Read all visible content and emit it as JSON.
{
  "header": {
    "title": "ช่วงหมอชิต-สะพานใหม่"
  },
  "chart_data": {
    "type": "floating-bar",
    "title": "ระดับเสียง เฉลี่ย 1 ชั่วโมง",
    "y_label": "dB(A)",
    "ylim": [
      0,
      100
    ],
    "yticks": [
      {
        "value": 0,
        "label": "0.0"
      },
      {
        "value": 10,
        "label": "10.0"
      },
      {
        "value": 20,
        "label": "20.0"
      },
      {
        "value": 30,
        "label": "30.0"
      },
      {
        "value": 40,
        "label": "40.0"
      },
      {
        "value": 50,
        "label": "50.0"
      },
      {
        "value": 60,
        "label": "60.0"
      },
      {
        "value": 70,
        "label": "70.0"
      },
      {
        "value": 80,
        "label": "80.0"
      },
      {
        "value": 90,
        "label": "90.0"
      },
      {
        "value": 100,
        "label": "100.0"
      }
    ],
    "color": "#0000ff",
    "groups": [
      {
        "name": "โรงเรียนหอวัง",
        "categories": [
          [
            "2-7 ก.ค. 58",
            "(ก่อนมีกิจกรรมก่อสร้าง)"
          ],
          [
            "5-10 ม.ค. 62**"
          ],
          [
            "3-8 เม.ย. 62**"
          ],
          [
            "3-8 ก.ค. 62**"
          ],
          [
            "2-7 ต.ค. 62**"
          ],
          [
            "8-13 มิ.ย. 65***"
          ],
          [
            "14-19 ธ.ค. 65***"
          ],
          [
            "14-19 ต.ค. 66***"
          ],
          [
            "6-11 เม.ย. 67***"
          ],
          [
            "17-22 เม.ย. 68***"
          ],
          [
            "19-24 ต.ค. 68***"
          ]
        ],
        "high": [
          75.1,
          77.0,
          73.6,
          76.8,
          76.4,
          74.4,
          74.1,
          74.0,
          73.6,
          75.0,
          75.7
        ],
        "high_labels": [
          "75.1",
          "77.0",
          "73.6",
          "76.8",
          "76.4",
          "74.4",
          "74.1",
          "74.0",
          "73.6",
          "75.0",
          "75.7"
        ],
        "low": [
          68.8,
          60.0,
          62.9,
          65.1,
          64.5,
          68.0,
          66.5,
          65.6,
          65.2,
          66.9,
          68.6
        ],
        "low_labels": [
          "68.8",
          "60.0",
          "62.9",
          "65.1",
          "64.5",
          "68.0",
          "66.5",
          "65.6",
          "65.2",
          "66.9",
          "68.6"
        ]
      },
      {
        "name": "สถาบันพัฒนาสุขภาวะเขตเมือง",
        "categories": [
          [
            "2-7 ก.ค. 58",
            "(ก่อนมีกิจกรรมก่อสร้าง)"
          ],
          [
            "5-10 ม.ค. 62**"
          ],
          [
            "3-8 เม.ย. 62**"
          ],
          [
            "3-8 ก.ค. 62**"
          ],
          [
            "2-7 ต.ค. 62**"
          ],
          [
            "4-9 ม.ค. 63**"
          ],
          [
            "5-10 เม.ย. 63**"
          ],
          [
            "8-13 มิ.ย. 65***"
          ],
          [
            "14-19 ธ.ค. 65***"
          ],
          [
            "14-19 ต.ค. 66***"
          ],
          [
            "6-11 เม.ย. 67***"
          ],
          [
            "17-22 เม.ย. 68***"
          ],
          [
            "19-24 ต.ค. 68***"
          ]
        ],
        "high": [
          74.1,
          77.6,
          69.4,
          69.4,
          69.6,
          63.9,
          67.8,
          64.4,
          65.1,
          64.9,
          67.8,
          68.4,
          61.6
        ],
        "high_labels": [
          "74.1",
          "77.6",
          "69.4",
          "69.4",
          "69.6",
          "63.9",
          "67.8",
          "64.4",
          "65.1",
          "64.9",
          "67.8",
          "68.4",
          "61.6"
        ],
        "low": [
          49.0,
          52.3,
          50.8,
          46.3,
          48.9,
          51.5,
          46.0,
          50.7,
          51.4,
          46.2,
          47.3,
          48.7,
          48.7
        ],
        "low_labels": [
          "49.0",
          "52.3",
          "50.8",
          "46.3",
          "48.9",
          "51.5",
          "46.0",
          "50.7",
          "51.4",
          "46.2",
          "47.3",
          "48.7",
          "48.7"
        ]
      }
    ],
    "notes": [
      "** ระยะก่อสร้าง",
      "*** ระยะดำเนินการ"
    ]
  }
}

▸ **What the exercise asks**
Determine the number of lines containing "name". Write only that number.

▸ **Task answer**
2